List every line in this data where the string "στην" occurs.

** Begin **

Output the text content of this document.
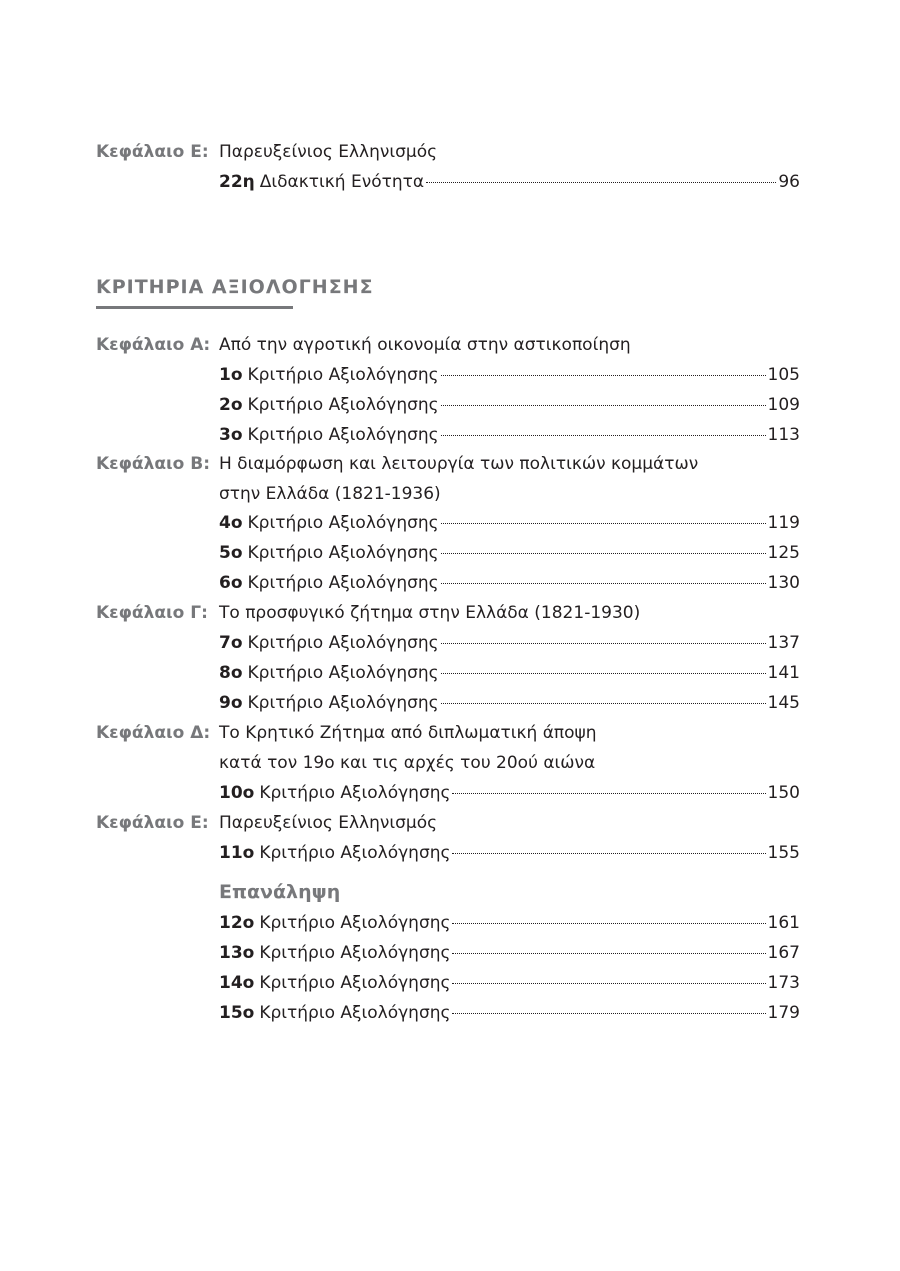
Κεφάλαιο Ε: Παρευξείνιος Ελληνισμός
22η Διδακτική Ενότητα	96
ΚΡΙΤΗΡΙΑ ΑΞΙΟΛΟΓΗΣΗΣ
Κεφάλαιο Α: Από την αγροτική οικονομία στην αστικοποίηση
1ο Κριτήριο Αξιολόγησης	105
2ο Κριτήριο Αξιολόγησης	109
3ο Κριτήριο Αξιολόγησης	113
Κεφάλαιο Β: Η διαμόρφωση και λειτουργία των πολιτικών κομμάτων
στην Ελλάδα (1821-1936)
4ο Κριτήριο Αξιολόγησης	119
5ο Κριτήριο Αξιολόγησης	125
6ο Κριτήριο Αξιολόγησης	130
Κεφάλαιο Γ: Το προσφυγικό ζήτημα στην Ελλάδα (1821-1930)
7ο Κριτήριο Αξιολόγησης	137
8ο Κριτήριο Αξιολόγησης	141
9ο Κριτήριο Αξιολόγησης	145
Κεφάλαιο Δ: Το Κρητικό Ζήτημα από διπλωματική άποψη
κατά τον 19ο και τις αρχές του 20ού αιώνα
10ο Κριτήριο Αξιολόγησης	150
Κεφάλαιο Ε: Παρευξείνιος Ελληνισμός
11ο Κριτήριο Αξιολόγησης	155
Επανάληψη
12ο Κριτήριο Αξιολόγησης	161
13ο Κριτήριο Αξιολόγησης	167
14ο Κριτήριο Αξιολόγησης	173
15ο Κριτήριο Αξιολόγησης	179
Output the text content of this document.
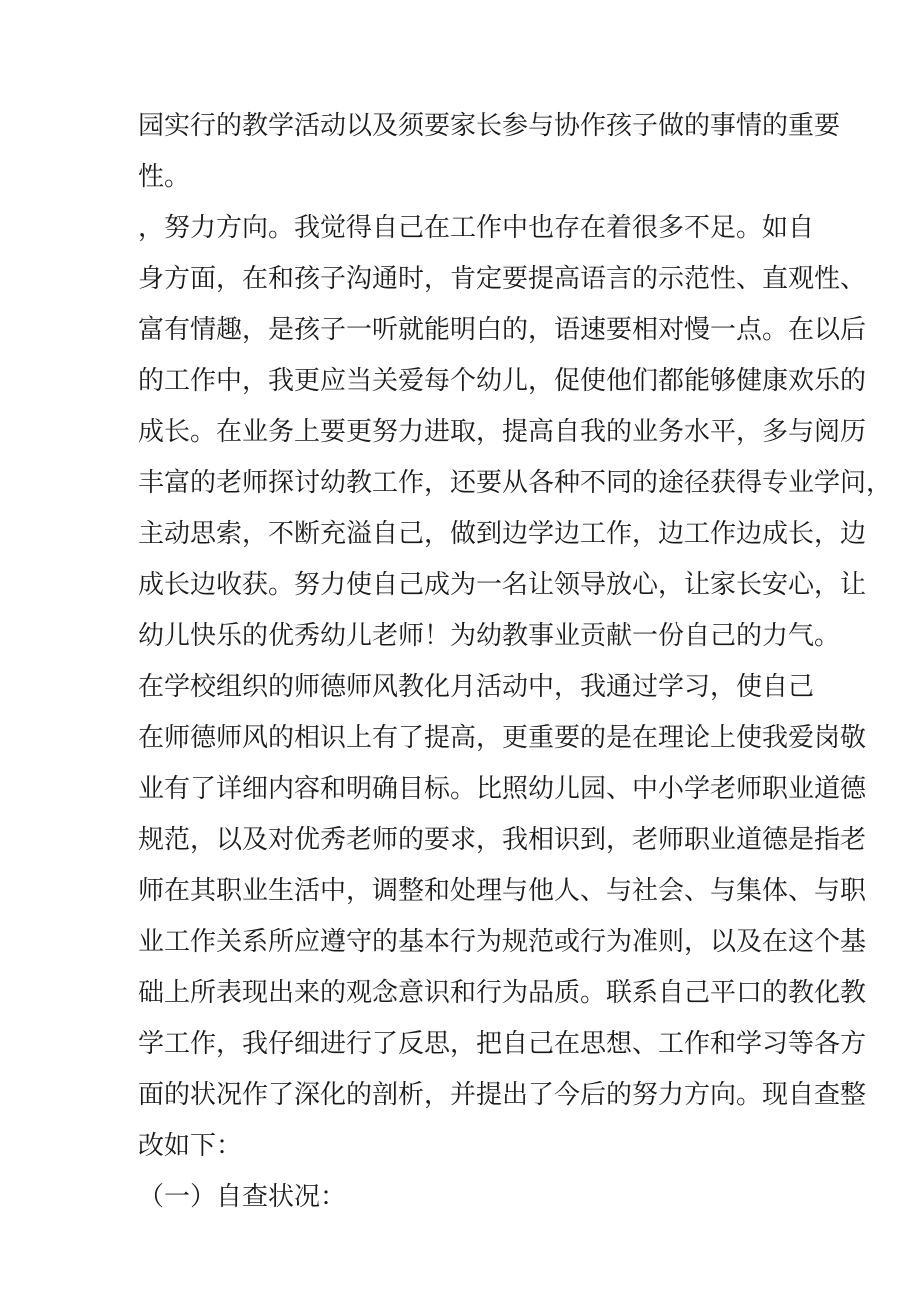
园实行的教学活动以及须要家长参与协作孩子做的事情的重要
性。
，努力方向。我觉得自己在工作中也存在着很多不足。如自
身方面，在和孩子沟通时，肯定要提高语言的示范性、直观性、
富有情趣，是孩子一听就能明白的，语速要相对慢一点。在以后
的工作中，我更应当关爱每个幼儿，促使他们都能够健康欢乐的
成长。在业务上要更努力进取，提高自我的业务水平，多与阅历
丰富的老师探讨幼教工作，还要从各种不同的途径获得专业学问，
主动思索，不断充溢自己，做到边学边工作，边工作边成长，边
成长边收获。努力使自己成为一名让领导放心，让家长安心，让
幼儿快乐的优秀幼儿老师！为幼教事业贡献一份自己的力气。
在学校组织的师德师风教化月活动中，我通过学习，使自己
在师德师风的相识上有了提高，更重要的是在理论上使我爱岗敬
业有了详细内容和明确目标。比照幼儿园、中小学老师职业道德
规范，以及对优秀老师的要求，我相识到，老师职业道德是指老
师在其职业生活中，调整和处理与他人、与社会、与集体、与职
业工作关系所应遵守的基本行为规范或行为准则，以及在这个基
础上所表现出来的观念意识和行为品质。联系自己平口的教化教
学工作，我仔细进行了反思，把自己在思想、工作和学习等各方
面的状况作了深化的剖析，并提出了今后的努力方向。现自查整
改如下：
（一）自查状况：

** End **

**Result of the exercise:**
Κεφάλαιο Α: Από την αγροτική οικονομία στην αστικοποίηση
στην Ελλάδα (1821-1936)
Κεφάλαιο Γ: Το προσφυγικό ζήτημα στην Ελλάδα (1821-1930)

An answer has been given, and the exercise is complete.